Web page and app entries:

*-*-*

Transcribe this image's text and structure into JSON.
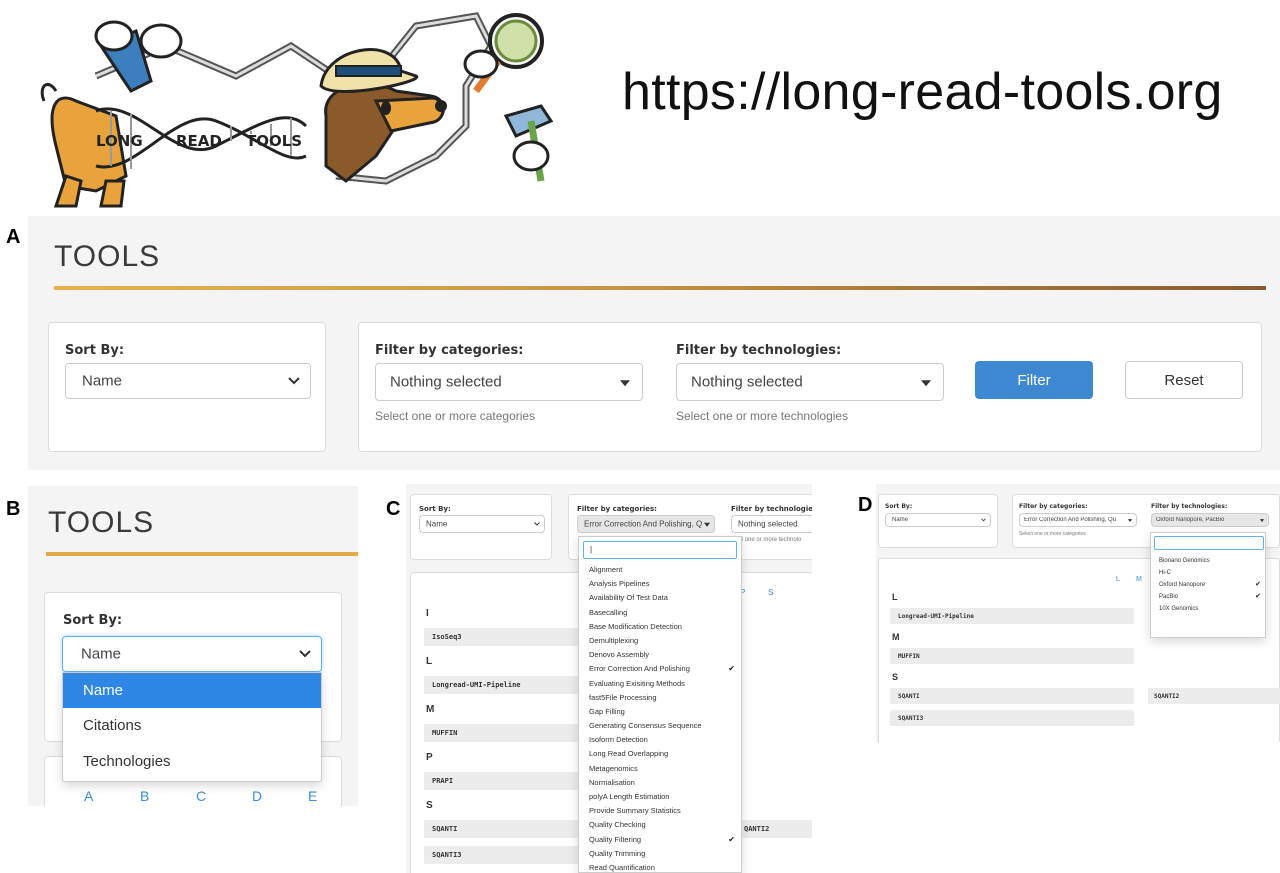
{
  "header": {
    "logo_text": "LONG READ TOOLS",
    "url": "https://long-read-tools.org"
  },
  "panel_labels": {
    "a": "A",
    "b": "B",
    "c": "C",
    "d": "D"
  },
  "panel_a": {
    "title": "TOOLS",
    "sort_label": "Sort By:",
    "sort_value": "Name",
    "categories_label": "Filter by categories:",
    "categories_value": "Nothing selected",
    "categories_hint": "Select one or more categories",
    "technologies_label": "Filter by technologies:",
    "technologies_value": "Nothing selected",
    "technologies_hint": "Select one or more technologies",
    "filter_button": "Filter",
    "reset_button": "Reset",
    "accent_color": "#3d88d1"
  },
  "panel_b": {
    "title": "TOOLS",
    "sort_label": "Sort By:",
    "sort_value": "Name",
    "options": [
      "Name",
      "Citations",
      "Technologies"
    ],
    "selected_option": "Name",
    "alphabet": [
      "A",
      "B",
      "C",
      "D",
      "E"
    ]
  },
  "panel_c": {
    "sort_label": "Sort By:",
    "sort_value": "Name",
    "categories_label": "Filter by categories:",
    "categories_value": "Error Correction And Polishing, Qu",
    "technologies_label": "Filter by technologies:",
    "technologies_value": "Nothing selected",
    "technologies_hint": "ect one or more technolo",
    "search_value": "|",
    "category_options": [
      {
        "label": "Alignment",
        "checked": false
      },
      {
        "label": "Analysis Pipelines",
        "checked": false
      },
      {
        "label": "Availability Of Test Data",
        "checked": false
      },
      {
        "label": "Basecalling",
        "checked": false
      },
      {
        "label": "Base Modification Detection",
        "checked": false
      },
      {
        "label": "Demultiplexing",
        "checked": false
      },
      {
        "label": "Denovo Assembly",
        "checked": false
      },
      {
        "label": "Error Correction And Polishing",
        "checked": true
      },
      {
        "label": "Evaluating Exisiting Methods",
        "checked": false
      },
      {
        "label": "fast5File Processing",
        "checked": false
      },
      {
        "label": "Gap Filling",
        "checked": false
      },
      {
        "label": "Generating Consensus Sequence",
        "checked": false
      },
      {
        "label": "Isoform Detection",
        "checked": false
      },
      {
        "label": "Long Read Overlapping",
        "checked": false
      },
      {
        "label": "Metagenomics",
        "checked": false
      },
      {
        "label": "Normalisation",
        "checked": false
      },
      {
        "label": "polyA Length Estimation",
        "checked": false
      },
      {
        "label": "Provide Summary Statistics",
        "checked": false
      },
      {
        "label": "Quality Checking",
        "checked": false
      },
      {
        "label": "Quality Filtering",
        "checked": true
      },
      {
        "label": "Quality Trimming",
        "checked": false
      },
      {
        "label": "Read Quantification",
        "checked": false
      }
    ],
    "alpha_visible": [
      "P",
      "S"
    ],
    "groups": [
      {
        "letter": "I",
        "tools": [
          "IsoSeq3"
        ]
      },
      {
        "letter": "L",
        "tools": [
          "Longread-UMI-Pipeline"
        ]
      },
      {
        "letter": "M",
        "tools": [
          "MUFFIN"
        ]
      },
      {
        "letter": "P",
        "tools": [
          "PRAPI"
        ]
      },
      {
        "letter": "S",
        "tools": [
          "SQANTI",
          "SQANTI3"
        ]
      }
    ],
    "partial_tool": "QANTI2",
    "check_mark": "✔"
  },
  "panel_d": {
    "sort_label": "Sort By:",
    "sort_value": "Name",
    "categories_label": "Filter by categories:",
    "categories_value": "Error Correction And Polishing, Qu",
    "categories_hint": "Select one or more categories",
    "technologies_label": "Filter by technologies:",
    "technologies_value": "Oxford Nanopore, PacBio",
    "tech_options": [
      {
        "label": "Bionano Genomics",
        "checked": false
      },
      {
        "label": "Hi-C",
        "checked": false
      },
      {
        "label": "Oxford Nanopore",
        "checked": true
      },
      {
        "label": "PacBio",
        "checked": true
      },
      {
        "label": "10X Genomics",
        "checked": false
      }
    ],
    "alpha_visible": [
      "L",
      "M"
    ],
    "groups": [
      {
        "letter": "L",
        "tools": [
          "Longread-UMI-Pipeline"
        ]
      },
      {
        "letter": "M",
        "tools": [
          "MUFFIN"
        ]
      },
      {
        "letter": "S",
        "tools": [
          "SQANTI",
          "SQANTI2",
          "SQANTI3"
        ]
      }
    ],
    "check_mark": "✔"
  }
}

*-*-*

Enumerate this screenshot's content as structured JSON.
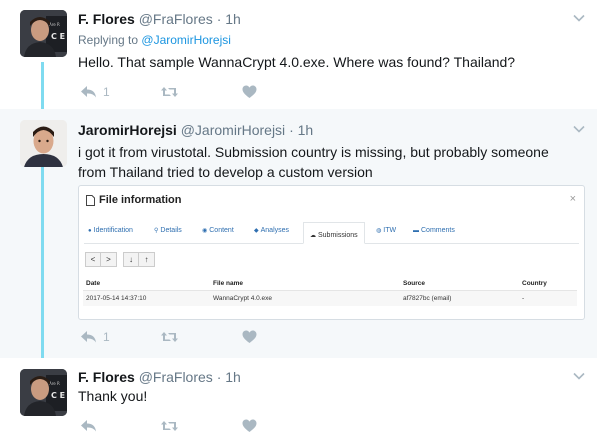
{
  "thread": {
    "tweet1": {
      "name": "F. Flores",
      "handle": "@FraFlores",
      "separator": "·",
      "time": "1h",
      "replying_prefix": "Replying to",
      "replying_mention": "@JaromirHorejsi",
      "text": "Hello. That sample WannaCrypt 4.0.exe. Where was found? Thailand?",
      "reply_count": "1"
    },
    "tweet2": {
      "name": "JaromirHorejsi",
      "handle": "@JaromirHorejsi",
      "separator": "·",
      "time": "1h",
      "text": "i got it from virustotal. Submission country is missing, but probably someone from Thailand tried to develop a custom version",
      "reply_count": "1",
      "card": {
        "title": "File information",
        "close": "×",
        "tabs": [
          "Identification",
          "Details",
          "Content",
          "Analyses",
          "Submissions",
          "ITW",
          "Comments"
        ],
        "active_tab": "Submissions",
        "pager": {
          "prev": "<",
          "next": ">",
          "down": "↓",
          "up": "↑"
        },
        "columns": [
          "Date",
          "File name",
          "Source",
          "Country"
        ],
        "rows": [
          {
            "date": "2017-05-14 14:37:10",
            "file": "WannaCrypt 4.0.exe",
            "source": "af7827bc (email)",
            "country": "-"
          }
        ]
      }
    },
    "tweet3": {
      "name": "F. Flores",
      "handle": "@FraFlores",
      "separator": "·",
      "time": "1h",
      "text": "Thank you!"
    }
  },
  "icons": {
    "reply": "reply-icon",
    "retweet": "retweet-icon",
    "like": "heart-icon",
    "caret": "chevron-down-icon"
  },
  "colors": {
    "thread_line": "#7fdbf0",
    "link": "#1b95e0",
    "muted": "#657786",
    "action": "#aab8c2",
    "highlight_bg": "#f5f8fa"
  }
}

*-*-*

* TASK TO COMPLETE:
A single figure is expected: the count of lines in the data above that include the word "JSON".

* WRITTEN SOLUTION:
2